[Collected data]
(begin)

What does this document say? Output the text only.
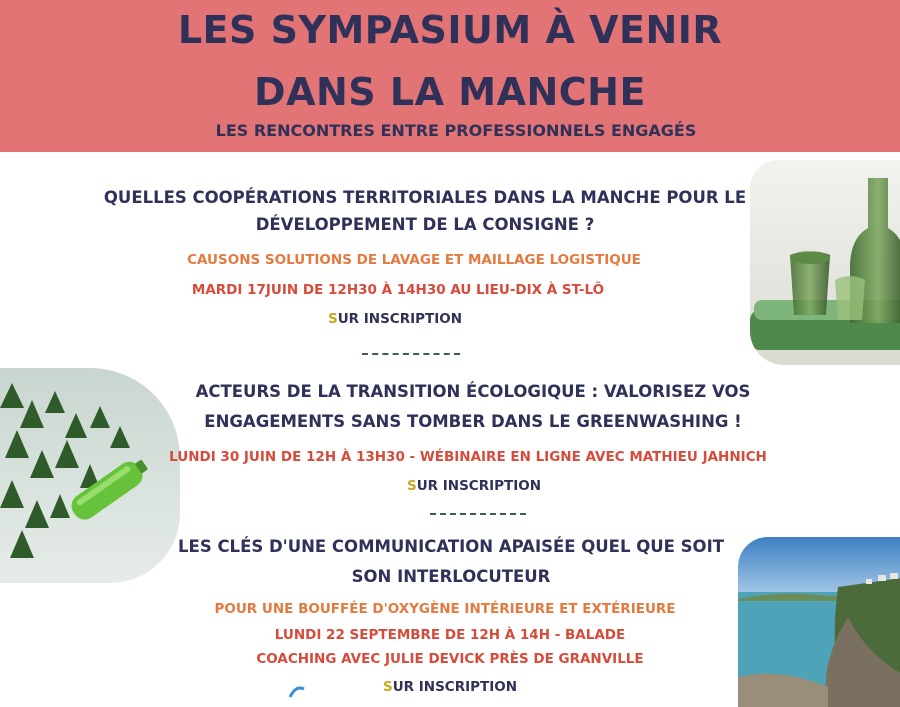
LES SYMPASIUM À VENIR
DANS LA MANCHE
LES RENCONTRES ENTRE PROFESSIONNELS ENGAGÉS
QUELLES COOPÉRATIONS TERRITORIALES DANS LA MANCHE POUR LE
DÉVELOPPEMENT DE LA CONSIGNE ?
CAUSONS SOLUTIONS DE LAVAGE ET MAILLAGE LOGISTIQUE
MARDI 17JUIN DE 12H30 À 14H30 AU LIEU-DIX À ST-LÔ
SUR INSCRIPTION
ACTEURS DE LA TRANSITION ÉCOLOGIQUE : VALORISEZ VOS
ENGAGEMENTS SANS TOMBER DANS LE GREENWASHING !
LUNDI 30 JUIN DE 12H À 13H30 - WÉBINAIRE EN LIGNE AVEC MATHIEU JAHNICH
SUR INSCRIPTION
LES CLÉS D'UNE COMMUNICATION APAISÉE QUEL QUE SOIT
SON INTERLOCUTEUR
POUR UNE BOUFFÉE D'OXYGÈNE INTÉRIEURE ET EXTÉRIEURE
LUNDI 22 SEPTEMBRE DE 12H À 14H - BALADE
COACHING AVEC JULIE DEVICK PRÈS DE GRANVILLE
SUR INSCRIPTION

(end)
(begin)

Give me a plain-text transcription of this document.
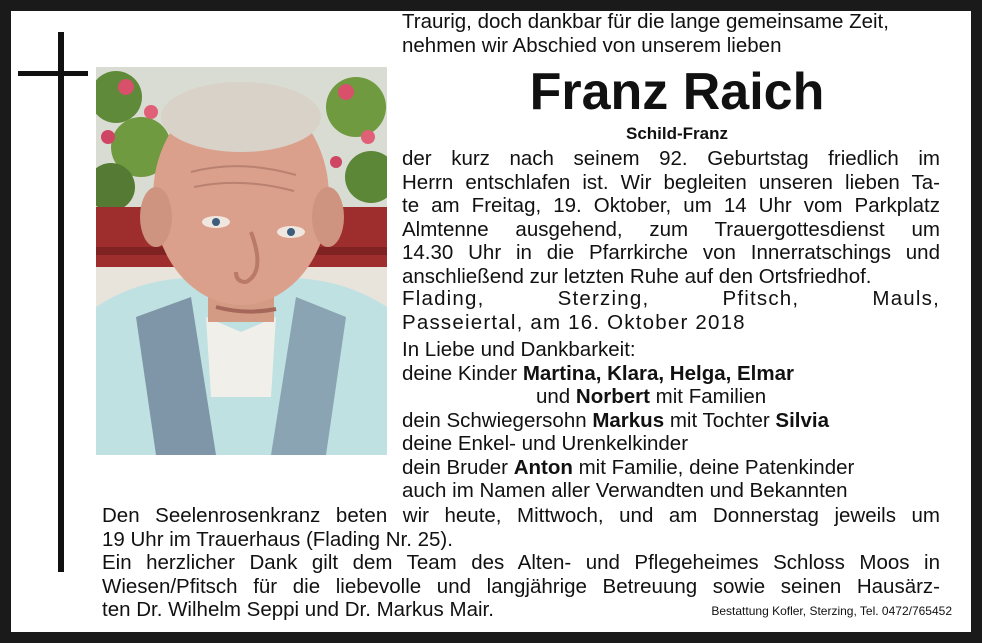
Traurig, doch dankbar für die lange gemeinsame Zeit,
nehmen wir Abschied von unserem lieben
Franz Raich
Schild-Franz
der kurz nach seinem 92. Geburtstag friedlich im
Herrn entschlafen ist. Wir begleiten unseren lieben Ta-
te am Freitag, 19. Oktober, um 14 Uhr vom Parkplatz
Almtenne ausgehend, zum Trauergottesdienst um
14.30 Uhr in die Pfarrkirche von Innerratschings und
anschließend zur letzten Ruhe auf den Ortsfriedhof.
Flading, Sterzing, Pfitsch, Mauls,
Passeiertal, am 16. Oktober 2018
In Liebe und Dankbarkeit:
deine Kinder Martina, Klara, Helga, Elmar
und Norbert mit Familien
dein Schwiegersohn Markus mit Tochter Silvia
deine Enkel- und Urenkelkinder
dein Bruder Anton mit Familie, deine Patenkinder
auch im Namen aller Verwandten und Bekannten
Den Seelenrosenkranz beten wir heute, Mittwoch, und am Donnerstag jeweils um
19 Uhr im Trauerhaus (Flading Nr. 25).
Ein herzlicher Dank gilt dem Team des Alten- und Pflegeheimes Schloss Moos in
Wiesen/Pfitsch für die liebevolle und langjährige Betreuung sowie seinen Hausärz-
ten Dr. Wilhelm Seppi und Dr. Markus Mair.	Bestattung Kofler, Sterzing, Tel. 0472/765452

(end)

## TASK TO COMPLETE:
From the listing above, pick out each line where the word "Sterzing" appears.

## COMPLETE OUTPUT:
Flading, Sterzing, Pfitsch, Mauls,
ten Dr. Wilhelm Seppi und Dr. Markus Mair.	Bestattung Kofler, Sterzing, Tel. 0472/765452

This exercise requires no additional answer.